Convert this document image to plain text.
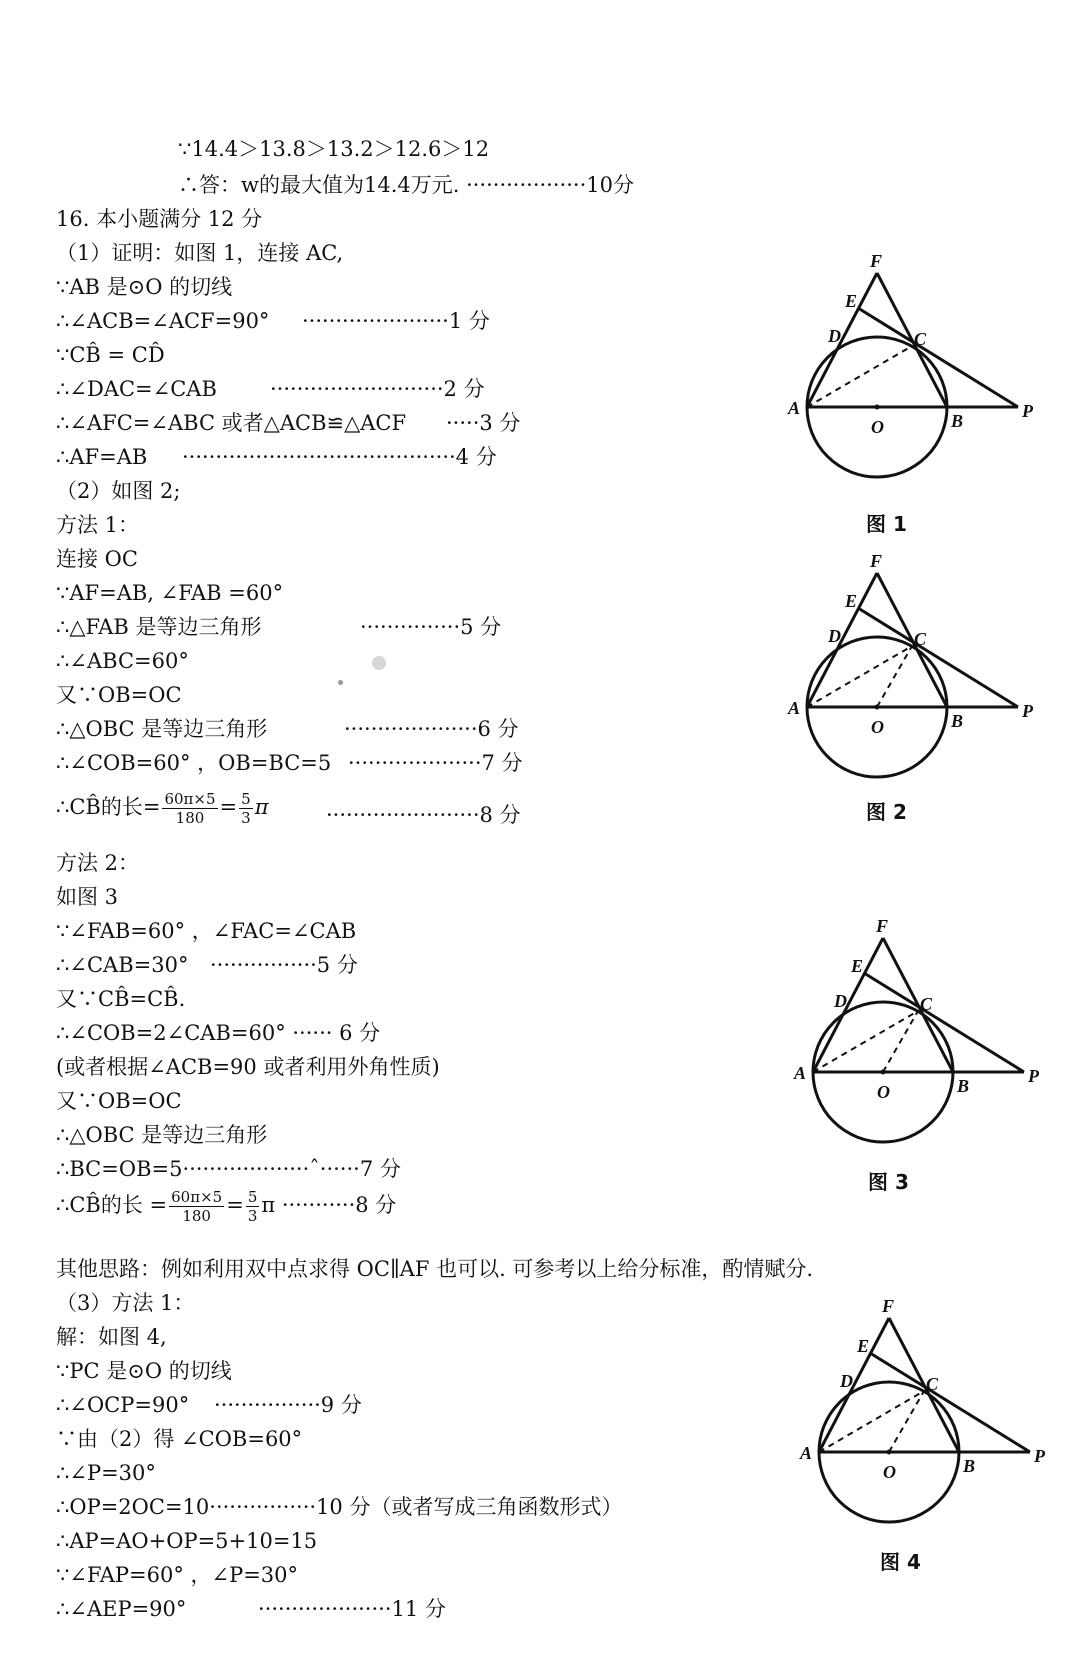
∵14.4＞13.8＞13.2＞12.6＞12
∴答：w的最大值为14.4万元. ··················10分
16. 本小题满分 12 分
（1）证明：如图 1，连接 AC,
∵AB 是⊙O 的切线
∴∠ACB=∠ACF=90° ······················1 分
∵CB̂ = CD̂
∴∠DAC=∠CAB	··························2 分
∴∠AFC=∠ABC 或者△ACB≌△ACF ·····3 分
∴AF=AB ·········································4 分
（2）如图 2;
方法 1：
连接 OC
∵AF=AB, ∠FAB =60°
∴△FAB 是等边三角形	···············5 分
∴∠ABC=60°
又∵OB=OC
∴△OBC 是等边三角形	····················6 分
∴∠COB=60° ，OB=BC=5 ····················7 分
∴CB̂的长= $\frac{60\pi\times 5}{180} = \frac{5}{3}$ π	·······················8 分
方法 2：
如图 3
∵∠FAB=60° ，∠FAC=∠CAB
∴∠CAB=30° ················5 分
又∵CB̂=CB̂.
∴∠COB=2∠CAB=60° ······ 6 分
(或者根据∠ACB=90 或者利用外角性质)
又∵OB=OC
∴△OBC 是等边三角形
∴BC=OB=5···················ˆ······7 分
∴CB̂的长 = $\frac{60\pi\times 5}{180} = \frac{5}{3}$ π ···········8 分
其他思路：例如利用双中点求得 OC∥AF 也可以. 可参考以上给分标准，酌情赋分.
（3）方法 1：
解：如图 4,
∵PC 是⊙O 的切线
∴∠OCP=90° ················9 分
∵由（2）得 ∠COB=60°
∴∠P=30°
∴OP=2OC=10················10 分（或者写成三角函数形式）
∴AP=AO+OP=5+10=15
∵∠FAP=60° ，∠P=30°
∴∠AEP=90°	····················11 分
F
E
D	C
A
O	B	P
图 1
F
E
D	C
A
O	B	P
图 2
F
E
D	C
A
O	B	P
图 3
F
E
D	C
A
O	B	P
图 4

------------------------

Instructions for the task:
Find and copy every line in the entries above where the string "times" occurs.

Exercise result:
∴CB̂的长= $\frac{60\pi\times 5}{180} = \frac{5}{3}$ π	·······················8 分
∴CB̂的长 = $\frac{60\pi\times 5}{180} = \frac{5}{3}$ π ···········8 分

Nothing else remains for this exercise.